### TO DO
Read the data and repeat all of it exactly.

#### DATA TO USE ####

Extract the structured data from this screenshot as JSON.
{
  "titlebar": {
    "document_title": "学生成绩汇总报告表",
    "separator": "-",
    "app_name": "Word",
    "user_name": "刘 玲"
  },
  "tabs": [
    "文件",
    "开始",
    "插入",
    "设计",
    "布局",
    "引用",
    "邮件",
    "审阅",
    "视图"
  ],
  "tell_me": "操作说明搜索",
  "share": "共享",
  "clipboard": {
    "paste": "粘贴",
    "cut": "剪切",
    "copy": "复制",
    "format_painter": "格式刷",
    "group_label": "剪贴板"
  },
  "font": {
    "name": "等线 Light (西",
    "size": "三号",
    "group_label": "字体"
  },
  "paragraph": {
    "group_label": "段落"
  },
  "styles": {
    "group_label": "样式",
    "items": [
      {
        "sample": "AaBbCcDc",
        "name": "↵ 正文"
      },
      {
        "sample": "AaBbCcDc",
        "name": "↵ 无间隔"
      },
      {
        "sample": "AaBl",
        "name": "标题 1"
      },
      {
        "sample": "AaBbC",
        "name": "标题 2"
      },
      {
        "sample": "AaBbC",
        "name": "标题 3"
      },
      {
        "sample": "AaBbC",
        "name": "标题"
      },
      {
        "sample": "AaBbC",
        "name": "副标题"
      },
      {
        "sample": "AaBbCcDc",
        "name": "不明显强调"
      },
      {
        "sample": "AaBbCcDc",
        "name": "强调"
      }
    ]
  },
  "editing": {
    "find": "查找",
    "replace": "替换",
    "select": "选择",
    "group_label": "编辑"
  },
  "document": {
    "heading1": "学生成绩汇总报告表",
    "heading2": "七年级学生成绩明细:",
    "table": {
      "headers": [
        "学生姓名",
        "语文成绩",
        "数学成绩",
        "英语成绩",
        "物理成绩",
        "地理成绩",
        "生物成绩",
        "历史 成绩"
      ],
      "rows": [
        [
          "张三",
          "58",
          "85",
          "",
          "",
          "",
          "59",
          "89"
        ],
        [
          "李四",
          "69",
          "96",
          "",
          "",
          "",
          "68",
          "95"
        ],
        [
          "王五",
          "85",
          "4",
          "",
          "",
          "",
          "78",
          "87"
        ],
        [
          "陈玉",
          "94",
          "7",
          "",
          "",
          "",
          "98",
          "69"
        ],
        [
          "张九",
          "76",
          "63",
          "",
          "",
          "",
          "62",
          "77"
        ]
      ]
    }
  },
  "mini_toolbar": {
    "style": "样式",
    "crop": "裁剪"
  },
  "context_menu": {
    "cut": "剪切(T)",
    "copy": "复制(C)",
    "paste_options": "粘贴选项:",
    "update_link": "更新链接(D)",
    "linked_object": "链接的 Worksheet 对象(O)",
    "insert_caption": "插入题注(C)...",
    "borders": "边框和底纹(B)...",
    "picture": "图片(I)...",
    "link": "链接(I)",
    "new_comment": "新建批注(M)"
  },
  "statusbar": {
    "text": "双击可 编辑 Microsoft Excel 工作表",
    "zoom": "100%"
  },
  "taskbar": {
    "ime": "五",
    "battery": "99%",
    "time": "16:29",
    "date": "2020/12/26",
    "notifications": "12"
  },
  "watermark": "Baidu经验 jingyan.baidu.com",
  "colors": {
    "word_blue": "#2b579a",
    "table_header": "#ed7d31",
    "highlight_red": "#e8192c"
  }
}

####

### OUTPUT FOR THIS TASK
Extract the structured data from this screenshot as JSON.
{
  "titlebar": {
    "document_title": "学生成绩汇总报告表",
    "separator": "-",
    "app_name": "Word",
    "user_name": "刘 玲"
  },
  "tabs": [
    "文件",
    "开始",
    "插入",
    "设计",
    "布局",
    "引用",
    "邮件",
    "审阅",
    "视图"
  ],
  "tell_me": "操作说明搜索",
  "share": "共享",
  "clipboard": {
    "paste": "粘贴",
    "cut": "剪切",
    "copy": "复制",
    "format_painter": "格式刷",
    "group_label": "剪贴板"
  },
  "font": {
    "name": "等线 Light (西",
    "size": "三号",
    "group_label": "字体"
  },
  "paragraph": {
    "group_label": "段落"
  },
  "styles": {
    "group_label": "样式",
    "items": [
      {
        "sample": "AaBbCcDc",
        "name": "↵ 正文"
      },
      {
        "sample": "AaBbCcDc",
        "name": "↵ 无间隔"
      },
      {
        "sample": "AaBl",
        "name": "标题 1"
      },
      {
        "sample": "AaBbC",
        "name": "标题 2"
      },
      {
        "sample": "AaBbC",
        "name": "标题 3"
      },
      {
        "sample": "AaBbC",
        "name": "标题"
      },
      {
        "sample": "AaBbC",
        "name": "副标题"
      },
      {
        "sample": "AaBbCcDc",
        "name": "不明显强调"
      },
      {
        "sample": "AaBbCcDc",
        "name": "强调"
      }
    ]
  },
  "editing": {
    "find": "查找",
    "replace": "替换",
    "select": "选择",
    "group_label": "编辑"
  },
  "document": {
    "heading1": "学生成绩汇总报告表",
    "heading2": "七年级学生成绩明细:",
    "table": {
      "headers": [
        "学生姓名",
        "语文成绩",
        "数学成绩",
        "英语成绩",
        "物理成绩",
        "地理成绩",
        "生物成绩",
        "历史 成绩"
      ],
      "rows": [
        [
          "张三",
          "58",
          "85",
          "",
          "",
          "",
          "59",
          "89"
        ],
        [
          "李四",
          "69",
          "96",
          "",
          "",
          "",
          "68",
          "95"
        ],
        [
          "王五",
          "85",
          "4",
          "",
          "",
          "",
          "78",
          "87"
        ],
        [
          "陈玉",
          "94",
          "7",
          "",
          "",
          "",
          "98",
          "69"
        ],
        [
          "张九",
          "76",
          "63",
          "",
          "",
          "",
          "62",
          "77"
        ]
      ]
    }
  },
  "mini_toolbar": {
    "style": "样式",
    "crop": "裁剪"
  },
  "context_menu": {
    "cut": "剪切(T)",
    "copy": "复制(C)",
    "paste_options": "粘贴选项:",
    "update_link": "更新链接(D)",
    "linked_object": "链接的 Worksheet 对象(O)",
    "insert_caption": "插入题注(C)...",
    "borders": "边框和底纹(B)...",
    "picture": "图片(I)...",
    "link": "链接(I)",
    "new_comment": "新建批注(M)"
  },
  "statusbar": {
    "text": "双击可 编辑 Microsoft Excel 工作表",
    "zoom": "100%"
  },
  "taskbar": {
    "ime": "五",
    "battery": "99%",
    "time": "16:29",
    "date": "2020/12/26",
    "notifications": "12"
  },
  "watermark": "Baidu经验 jingyan.baidu.com",
  "colors": {
    "word_blue": "#2b579a",
    "table_header": "#ed7d31",
    "highlight_red": "#e8192c"
  }
}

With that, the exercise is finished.